• [Information given]
════════════════════

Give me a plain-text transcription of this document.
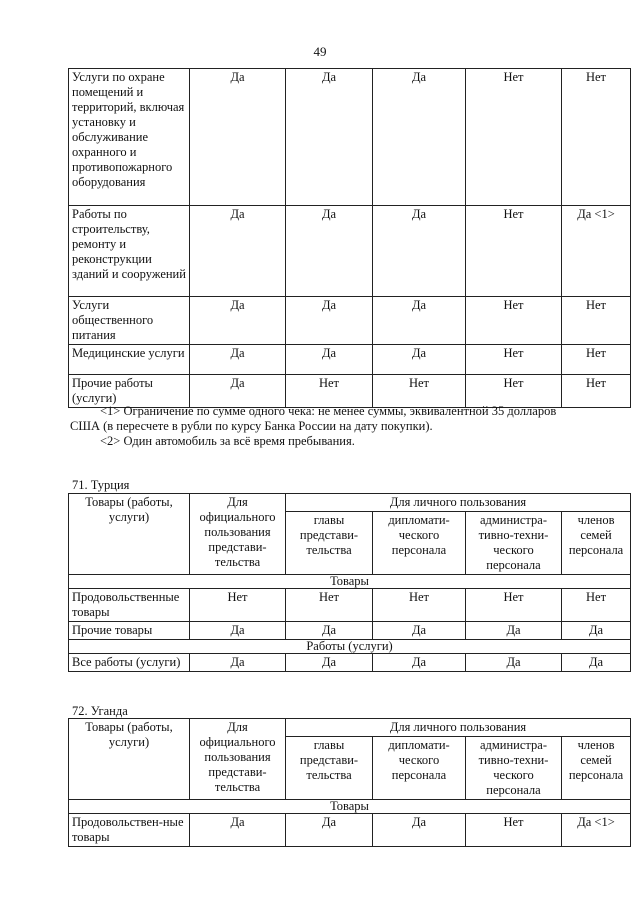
49
Услуги по охране помещений и территорий, включая установку и обслуживание охранного и противопожарного оборудования	Да	Да	Да	Нет	Нет
Работы по строительству, ремонту и реконструкции зданий и сооружений	Да	Да	Да	Нет	Да <1>
Услуги общественного питания	Да	Да	Да	Нет	Нет
Медицинские услуги	Да	Да	Да	Нет	Нет
Прочие работы (услуги)	Да	Нет	Нет	Нет	Нет

<1> Ограничение по сумме одного чека: не менее суммы, эквивалентной 35 долларов

США (в пересчете в рубли по курсу Банка России на дату покупки).

<2> Один автомобиль за всё время пребывания.

71. Турция
Товары (работы, услуги)	Для официального пользования представи-тельства	Для личного пользования			
		главы представи-тельства	дипломати-ческого персонала	администра-тивно-техни-ческого персонала	членов семей персонала
Товары					
Продовольственные товары	Нет	Нет	Нет	Нет	Нет
Прочие товары	Да	Да	Да	Да	Да
Работы (услуги)					
Все работы (услуги)	Да	Да	Да	Да	Да
72. Уганда
Товары (работы, услуги)	Для официального пользования представи-тельства	Для личного пользования			
		главы представи-тельства	дипломати-ческого персонала	администра-тивно-техни-ческого персонала	членов семей персонала
Товары					
Продовольствен-ные товары	Да	Да	Да	Нет	Да <1>
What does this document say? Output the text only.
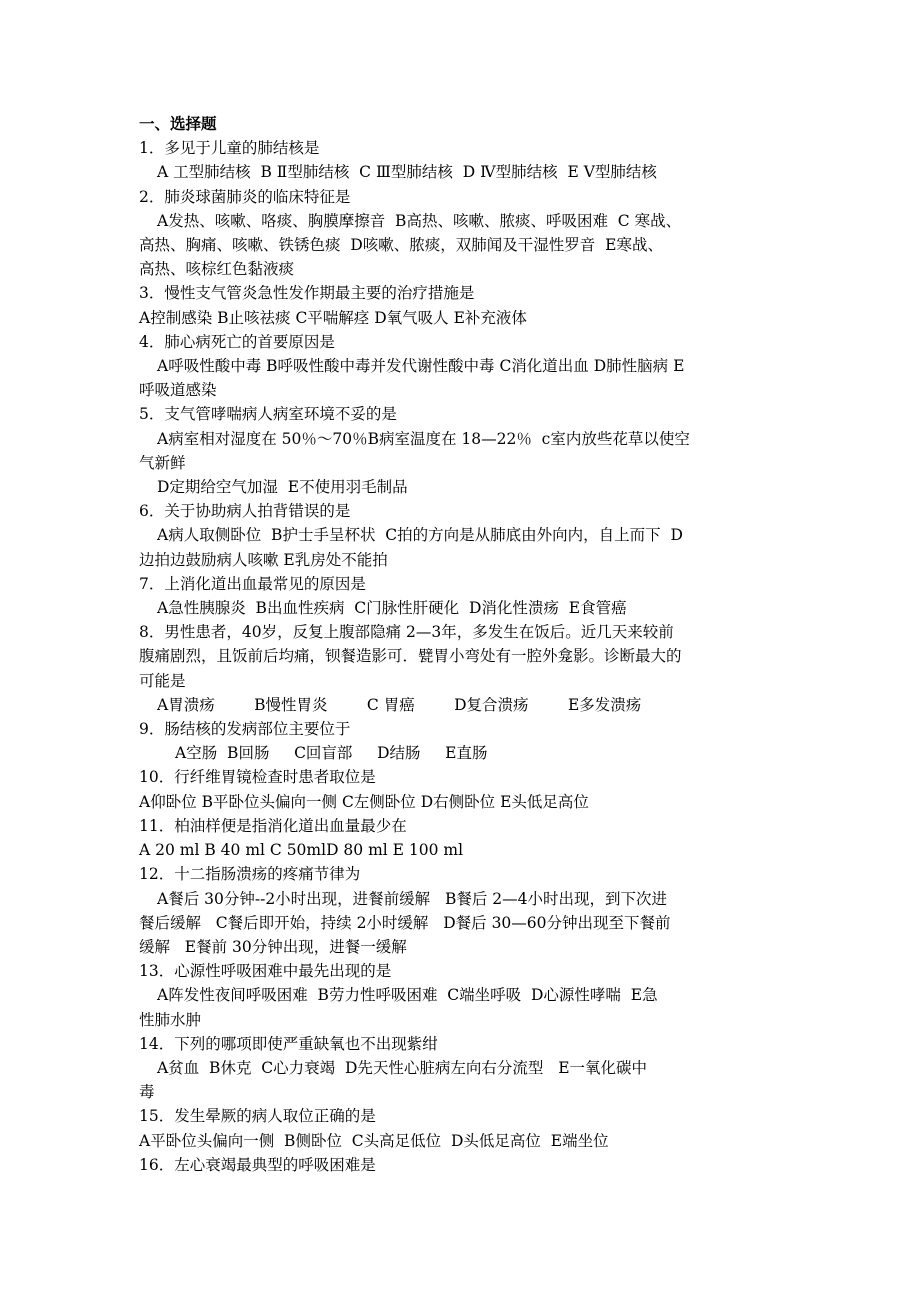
一、选择题
1．多见于儿童的肺结核是
A 工型肺结核  B Ⅱ型肺结核  C Ⅲ型肺结核  D Ⅳ型肺结核  E Ⅴ型肺结核
2．肺炎球菌肺炎的临床特征是
A发热、咳嗽、咯痰、胸膜摩擦音  B高热、咳嗽、脓痰、呼吸困难  C 寒战、
高热、胸痛、咳嗽、铁锈色痰  D咳嗽、脓痰，双肺闻及干湿性罗音  E寒战、
高热、咳棕红色黏液痰
3．慢性支气管炎急性发作期最主要的治疗措施是
A控制感染 B止咳祛痰 C平喘解痉 D氧气吸人 E补充液体
4．肺心病死亡的首要原因是
A呼吸性酸中毒 B呼吸性酸中毒并发代谢性酸中毒 C消化道出血 D肺性脑病 E
呼吸道感染
5．支气管哮喘病人病室环境不妥的是
A病室相对湿度在 50％～70％B病室温度在 18—22％  c室内放些花草以使空
气新鲜
D定期给空气加湿  E不使用羽毛制品
6．关于协助病人拍背错误的是
A病人取侧卧位  B护士手呈杯状  C拍的方向是从肺底由外向内，自上而下  D
边拍边鼓励病人咳嗽 E乳房处不能拍
7．上消化道出血最常见的原因是
A急性胰腺炎  B出血性疾病  C门脉性肝硬化  D消化性溃疡  E食管癌
8．男性患者，40岁，反复上腹部隐痛 2—3年，多发生在饭后。近几天来较前
腹痛剧烈，且饭前后均痛，钡餐造影可．甓胃小弯处有一腔外龛影。诊断最大的
可能是
A胃溃疡        B慢性胃炎        C 胃癌        D复合溃疡        E多发溃疡
9．肠结核的发病部位主要位于
A空肠  B回肠     C回盲部     D结肠     E直肠
10．行纤维胃镜检查时患者取位是
A仰卧位 B平卧位头偏向一侧 C左侧卧位 D右侧卧位 E头低足高位
11．柏油样便是指消化道出血量最少在
A 20 ml B 40 ml C 50mlD 80 ml E 100 ml
12．十二指肠溃疡的疼痛节律为
A餐后 30分钟--2小时出现，进餐前缓解   B餐后 2—4小时出现，到下次进
餐后缓解   C餐后即开始，持续 2小时缓解   D餐后 30—60分钟出现至下餐前
缓解   E餐前 30分钟出现，进餐一缓解
13．心源性呼吸困难中最先出现的是
A阵发性夜间呼吸困难  B劳力性呼吸困难  C端坐呼吸  D心源性哮喘  E急
性肺水肿
14．下列的哪项即使严重缺氧也不出现紫绀
A贫血  B休克  C心力衰竭  D先天性心脏病左向右分流型   E一氧化碳中
毒
15．发生晕厥的病人取位正确的是
A平卧位头偏向一侧  B侧卧位  C头高足低位  D头低足高位  E端坐位
16．左心衰竭最典型的呼吸困难是
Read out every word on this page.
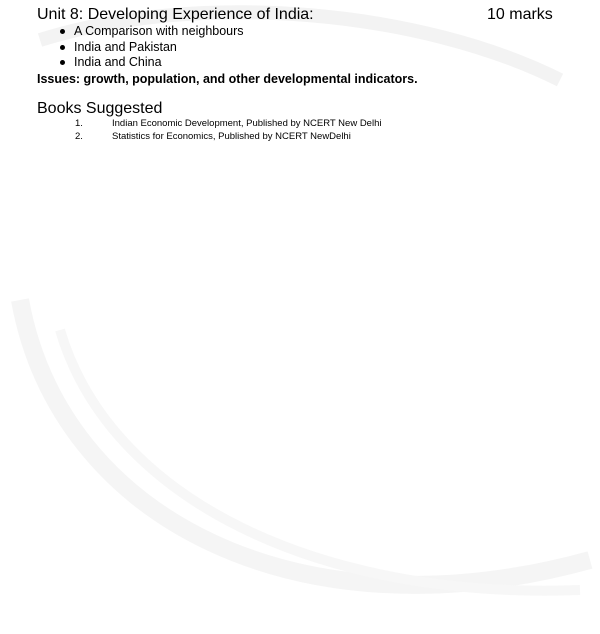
Unit 8: Developing Experience of India:	10 marks
A Comparison with neighbours
India and Pakistan
India and China
Issues: growth, population, and other developmental indicators.
Books Suggested
1.	Indian Economic Development, Published by NCERT New Delhi
2.	Statistics for Economics, Published by NCERT NewDelhi
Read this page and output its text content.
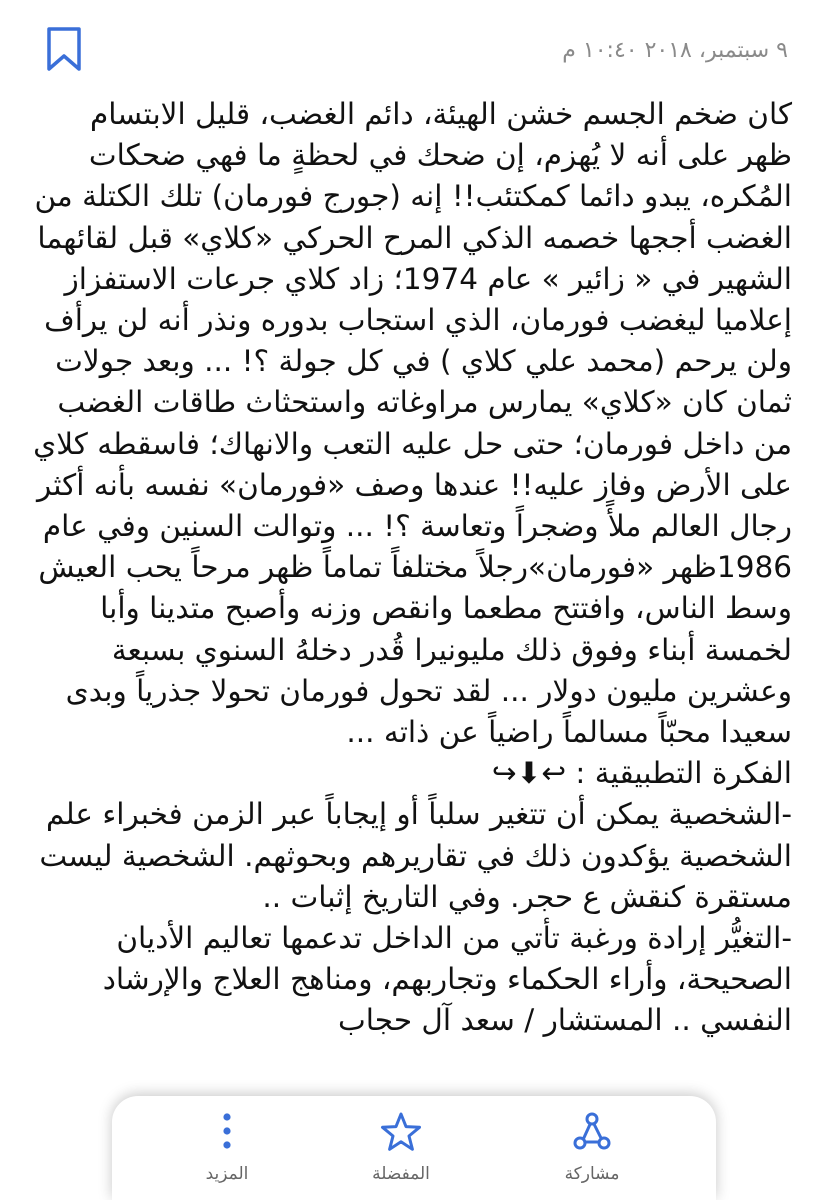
٩ سبتمبر، ٢٠١٨ ١٠:٤٠ م
كان ضخم الجسم خشن الهيئة، دائم الغضب، قليل الابتسام ظهر على أنه لا يُهزم، إن ضحك في لحظةٍ ما فهي ضحكات المُكره، يبدو دائما كمكتئب!! إنه (جورج فورمان) تلك الكتلة من الغضب أججها خصمه الذكي المرح الحركي «كلاي» قبل لقائهما الشهير في « زائير » عام 1974؛ زاد كلاي جرعات الاستفزاز إعلاميا ليغضب فورمان، الذي استجاب بدوره ونذر أنه لن يرأف ولن يرحم (محمد علي كلاي ) في كل جولة ؟! ... وبعد جولات ثمان كان «كلاي» يمارس مراوغاته واستحثاث طاقات الغضب من داخل فورمان؛ حتى حل عليه التعب والانهاك؛ فاسقطه كلاي على الأرض وفاز عليه!! عندها وصف «فورمان» نفسه بأنه أكثر رجال العالم ملأً وضجراً وتعاسة ؟! ... وتوالت السنين وفي عام 1986ظهر «فورمان»رجلاً مختلفاً تماماً ظهر مرحاً يحب العيش وسط الناس، وافتتح مطعما وانقص وزنه وأصبح متدينا وأبا لخمسة أبناء وفوق ذلك مليونيرا قُدر دخلهُ السنوي بسبعة وعشرين مليون دولار ... لقد تحول فورمان تحولا جذرياً وبدى سعيدا محبّاً مسالماً راضياً عن ذاته ...
الفكرة التطبيقية : ↩⬇↪
-الشخصية يمكن أن تتغير سلباً أو إيجاباً عبر الزمن فخبراء علم الشخصية يؤكدون ذلك في تقاريرهم وبحوثهم. الشخصية ليست مستقرة كنقش ع حجر. وفي التاريخ إثبات ..
-التغيُّر إرادة ورغبة تأتي من الداخل تدعمها تعاليم الأديان الصحيحة، وأراء الحكماء وتجاربهم، ومناهج العلاج والإرشاد النفسي .. المستشار / سعد آل حجاب
المزيد	المفضلة	مشاركة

════════════════════

• [Task brief] Repeat all of the records verbatim, leaving out the pictures.

• [Result of the task]
Give me a plain-text transcription of this document.
49
Услуги по охране помещений и территорий, включая установку и обслуживание охранного и противопожарного оборудования	Да	Да	Да	Нет	Нет
Работы по строительству, ремонту и реконструкции зданий и сооружений	Да	Да	Да	Нет	Да <1>
Услуги общественного питания	Да	Да	Да	Нет	Нет
Медицинские услуги	Да	Да	Да	Нет	Нет
Прочие работы (услуги)	Да	Нет	Нет	Нет	Нет

<1> Ограничение по сумме одного чека: не менее суммы, эквивалентной 35 долларов

США (в пересчете в рубли по курсу Банка России на дату покупки).

<2> Один автомобиль за всё время пребывания.

71. Турция
Товары (работы, услуги)	Для официального пользования представи-тельства	Для личного пользования			
		главы представи-тельства	дипломати-ческого персонала	администра-тивно-техни-ческого персонала	членов семей персонала
Товары					
Продовольственные товары	Нет	Нет	Нет	Нет	Нет
Прочие товары	Да	Да	Да	Да	Да
Работы (услуги)					
Все работы (услуги)	Да	Да	Да	Да	Да
72. Уганда
Товары (работы, услуги)	Для официального пользования представи-тельства	Для личного пользования			
		главы представи-тельства	дипломати-ческого персонала	администра-тивно-техни-ческого персонала	членов семей персонала
Товары					
Продовольствен-ные товары	Да	Да	Да	Нет	Да <1>
What does this document say? Output the text only.
一、选择题
1．多见于儿童的肺结核是
A 工型肺结核  B Ⅱ型肺结核  C Ⅲ型肺结核  D Ⅳ型肺结核  E Ⅴ型肺结核
2．肺炎球菌肺炎的临床特征是
A发热、咳嗽、咯痰、胸膜摩擦音  B高热、咳嗽、脓痰、呼吸困难  C 寒战、
高热、胸痛、咳嗽、铁锈色痰  D咳嗽、脓痰，双肺闻及干湿性罗音  E寒战、
高热、咳棕红色黏液痰
3．慢性支气管炎急性发作期最主要的治疗措施是
A控制感染 B止咳祛痰 C平喘解痉 D氧气吸人 E补充液体
4．肺心病死亡的首要原因是
A呼吸性酸中毒 B呼吸性酸中毒并发代谢性酸中毒 C消化道出血 D肺性脑病 E
呼吸道感染
5．支气管哮喘病人病室环境不妥的是
A病室相对湿度在 50％～70％B病室温度在 18—22％  c室内放些花草以使空
气新鲜
D定期给空气加湿  E不使用羽毛制品
6．关于协助病人拍背错误的是
A病人取侧卧位  B护士手呈杯状  C拍的方向是从肺底由外向内，自上而下  D
边拍边鼓励病人咳嗽 E乳房处不能拍
7．上消化道出血最常见的原因是
A急性胰腺炎  B出血性疾病  C门脉性肝硬化  D消化性溃疡  E食管癌
8．男性患者，40岁，反复上腹部隐痛 2—3年，多发生在饭后。近几天来较前
腹痛剧烈，且饭前后均痛，钡餐造影可．甓胃小弯处有一腔外龛影。诊断最大的
可能是
A胃溃疡        B慢性胃炎        C 胃癌        D复合溃疡        E多发溃疡
9．肠结核的发病部位主要位于
A空肠  B回肠     C回盲部     D结肠     E直肠
10．行纤维胃镜检查时患者取位是
A仰卧位 B平卧位头偏向一侧 C左侧卧位 D右侧卧位 E头低足高位
11．柏油样便是指消化道出血量最少在
A 20 ml B 40 ml C 50mlD 80 ml E 100 ml
12．十二指肠溃疡的疼痛节律为
A餐后 30分钟--2小时出现，进餐前缓解   B餐后 2—4小时出现，到下次进
餐后缓解   C餐后即开始，持续 2小时缓解   D餐后 30—60分钟出现至下餐前
缓解   E餐前 30分钟出现，进餐一缓解
13．心源性呼吸困难中最先出现的是
A阵发性夜间呼吸困难  B劳力性呼吸困难  C端坐呼吸  D心源性哮喘  E急
性肺水肿
14．下列的哪项即使严重缺氧也不出现紫绀
A贫血  B休克  C心力衰竭  D先天性心脏病左向右分流型   E一氧化碳中
毒
15．发生晕厥的病人取位正确的是
A平卧位头偏向一侧  B侧卧位  C头高足低位  D头低足高位  E端坐位
16．左心衰竭最典型的呼吸困难是
Read out every word on this page.
Unit 8: Developing Experience of India:	10 marks
A Comparison with neighbours
India and Pakistan
India and China
Issues: growth, population, and other developmental indicators.
Books Suggested
1.	Indian Economic Development, Published by NCERT New Delhi
2.	Statistics for Economics, Published by NCERT NewDelhi
Read this page and output its text content.
٩ سبتمبر، ٢٠١٨ ١٠:٤٠ م
كان ضخم الجسم خشن الهيئة، دائم الغضب، قليل الابتسام ظهر على أنه لا يُهزم، إن ضحك في لحظةٍ ما فهي ضحكات المُكره، يبدو دائما كمكتئب!! إنه (جورج فورمان) تلك الكتلة من الغضب أججها خصمه الذكي المرح الحركي «كلاي» قبل لقائهما الشهير في « زائير » عام 1974؛ زاد كلاي جرعات الاستفزاز إعلاميا ليغضب فورمان، الذي استجاب بدوره ونذر أنه لن يرأف ولن يرحم (محمد علي كلاي ) في كل جولة ؟! ... وبعد جولات ثمان كان «كلاي» يمارس مراوغاته واستحثاث طاقات الغضب من داخل فورمان؛ حتى حل عليه التعب والانهاك؛ فاسقطه كلاي على الأرض وفاز عليه!! عندها وصف «فورمان» نفسه بأنه أكثر رجال العالم ملأً وضجراً وتعاسة ؟! ... وتوالت السنين وفي عام 1986ظهر «فورمان»رجلاً مختلفاً تماماً ظهر مرحاً يحب العيش وسط الناس، وافتتح مطعما وانقص وزنه وأصبح متدينا وأبا لخمسة أبناء وفوق ذلك مليونيرا قُدر دخلهُ السنوي بسبعة وعشرين مليون دولار ... لقد تحول فورمان تحولا جذرياً وبدى سعيدا محبّاً مسالماً راضياً عن ذاته ...
الفكرة التطبيقية : ↩⬇↪
-الشخصية يمكن أن تتغير سلباً أو إيجاباً عبر الزمن فخبراء علم الشخصية يؤكدون ذلك في تقاريرهم وبحوثهم. الشخصية ليست مستقرة كنقش ع حجر. وفي التاريخ إثبات ..
-التغيُّر إرادة ورغبة تأتي من الداخل تدعمها تعاليم الأديان الصحيحة، وأراء الحكماء وتجاربهم، ومناهج العلاج والإرشاد النفسي .. المستشار / سعد آل حجاب
المزيد	المفضلة	مشاركة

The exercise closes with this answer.